◆ **Provided passage**:
..........
How to visualise the length of representative sequences after dada2 filtering

Hajar · October 4, 2018, 10:03am

I am using dada2 filtering without trimming as this trimming discarded 70%-80% of my reads which was not acceptable. So I decided to trim the length after I got representative sequences. I looked in the form how to do that but I did not find any answer.
here the command used:
qiime dada2 denoise-paired
–i-demultiplexed-seqs demux-lane2-all.qza
–p-trunc-len-f 0
–p-trunc-len-r 0
–p-chimera-method none
–p-n-threads 0
–output-dir dada2
–verbose

R version 3.4.1 (2017-06-30)
Loading required package: Rcpp
DADA2 R package version: 1.6.0

Filtering

…
2) Learning Error Rates
Not all sequences were the same length.
Not all sequences were the same length.
2a) Forward Reads
Initializing error rates to maximum possible estimate.
Sample 1 - 1381178 reads in 388236 unique sequences.
selfConsist step 2
selfConsist step 3
selfConsist step 4
selfConsist step 5
Convergence after 5 rounds.
..........
◆ **Supplied information**:
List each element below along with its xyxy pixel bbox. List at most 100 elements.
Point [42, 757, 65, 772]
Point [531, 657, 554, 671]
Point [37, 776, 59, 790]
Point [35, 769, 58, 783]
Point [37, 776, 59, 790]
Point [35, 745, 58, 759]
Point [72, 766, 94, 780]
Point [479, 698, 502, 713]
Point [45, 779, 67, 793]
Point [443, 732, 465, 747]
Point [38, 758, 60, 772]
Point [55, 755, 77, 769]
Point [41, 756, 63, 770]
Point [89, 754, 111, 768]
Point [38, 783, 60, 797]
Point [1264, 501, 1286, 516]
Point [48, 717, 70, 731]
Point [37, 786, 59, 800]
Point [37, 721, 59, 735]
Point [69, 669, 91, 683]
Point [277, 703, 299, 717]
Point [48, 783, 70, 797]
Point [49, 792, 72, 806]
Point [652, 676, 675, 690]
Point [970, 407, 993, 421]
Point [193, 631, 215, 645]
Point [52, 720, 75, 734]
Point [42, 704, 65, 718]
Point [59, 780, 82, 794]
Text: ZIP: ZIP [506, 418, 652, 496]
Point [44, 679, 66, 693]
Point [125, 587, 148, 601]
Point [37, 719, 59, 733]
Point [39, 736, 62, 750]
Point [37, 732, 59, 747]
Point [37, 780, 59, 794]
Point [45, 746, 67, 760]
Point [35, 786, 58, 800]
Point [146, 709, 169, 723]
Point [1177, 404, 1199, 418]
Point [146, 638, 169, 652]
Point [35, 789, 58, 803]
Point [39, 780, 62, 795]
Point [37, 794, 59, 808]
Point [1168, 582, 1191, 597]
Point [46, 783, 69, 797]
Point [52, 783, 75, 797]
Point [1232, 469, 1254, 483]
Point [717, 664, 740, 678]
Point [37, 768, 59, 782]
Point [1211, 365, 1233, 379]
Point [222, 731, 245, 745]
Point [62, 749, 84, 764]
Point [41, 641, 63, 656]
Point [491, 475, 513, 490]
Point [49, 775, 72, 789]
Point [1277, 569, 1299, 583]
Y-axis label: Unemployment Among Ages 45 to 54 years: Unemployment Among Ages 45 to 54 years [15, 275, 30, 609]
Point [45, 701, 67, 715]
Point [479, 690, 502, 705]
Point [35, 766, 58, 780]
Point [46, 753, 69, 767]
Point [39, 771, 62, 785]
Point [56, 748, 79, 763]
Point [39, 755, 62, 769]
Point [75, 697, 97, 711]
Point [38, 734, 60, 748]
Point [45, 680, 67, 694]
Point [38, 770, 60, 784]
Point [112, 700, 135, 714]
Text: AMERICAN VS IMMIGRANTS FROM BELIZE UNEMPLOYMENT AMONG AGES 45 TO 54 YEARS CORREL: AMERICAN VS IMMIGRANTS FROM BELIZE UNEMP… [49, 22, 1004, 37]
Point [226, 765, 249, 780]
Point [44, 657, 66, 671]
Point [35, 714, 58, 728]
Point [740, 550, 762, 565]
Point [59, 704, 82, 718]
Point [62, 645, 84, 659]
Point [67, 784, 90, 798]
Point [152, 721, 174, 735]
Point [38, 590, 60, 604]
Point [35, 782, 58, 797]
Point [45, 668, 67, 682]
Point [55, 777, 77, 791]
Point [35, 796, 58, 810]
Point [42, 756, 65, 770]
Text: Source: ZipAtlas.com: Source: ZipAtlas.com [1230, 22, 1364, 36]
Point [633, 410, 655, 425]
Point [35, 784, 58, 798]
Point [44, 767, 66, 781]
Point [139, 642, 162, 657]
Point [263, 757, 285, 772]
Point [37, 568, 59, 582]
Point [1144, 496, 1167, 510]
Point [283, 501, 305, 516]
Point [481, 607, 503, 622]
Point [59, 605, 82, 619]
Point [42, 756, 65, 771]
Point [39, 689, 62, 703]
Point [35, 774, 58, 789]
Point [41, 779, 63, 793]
..........
◆ **Your tasks**:
**1.** In the dada2 forum post, copy everything from "R version 3.4.1" down to "388236 unique sequences." word for word.
**2.** Give every option passed to the qiime dada2 denoise-paired command in the dada2 forum post, along with the value set for each one (if it has one).

◆ **Task-by-task answers**:
**1.**
R version 3.4.1 (2017-06-30)
Loading required package: Rcpp
DADA2 R package version: 1.6.0

Filtering

…
2) Learning Error Rates
Not all sequences were the same length.
Not all sequences were the same length.
2a) Forward Reads
Initializing error rates to maximum possible estimate.
Sample 1 - 1381178 reads in 388236 unique sequences.

**2.**
–i-demultiplexed-seqs: demux-lane2-all.qza
–p-trunc-len-f: 0
–p-trunc-len-r: 0
–p-chimera-method: none
–p-n-threads: 0
–output-dir: dada2
–verbose: no value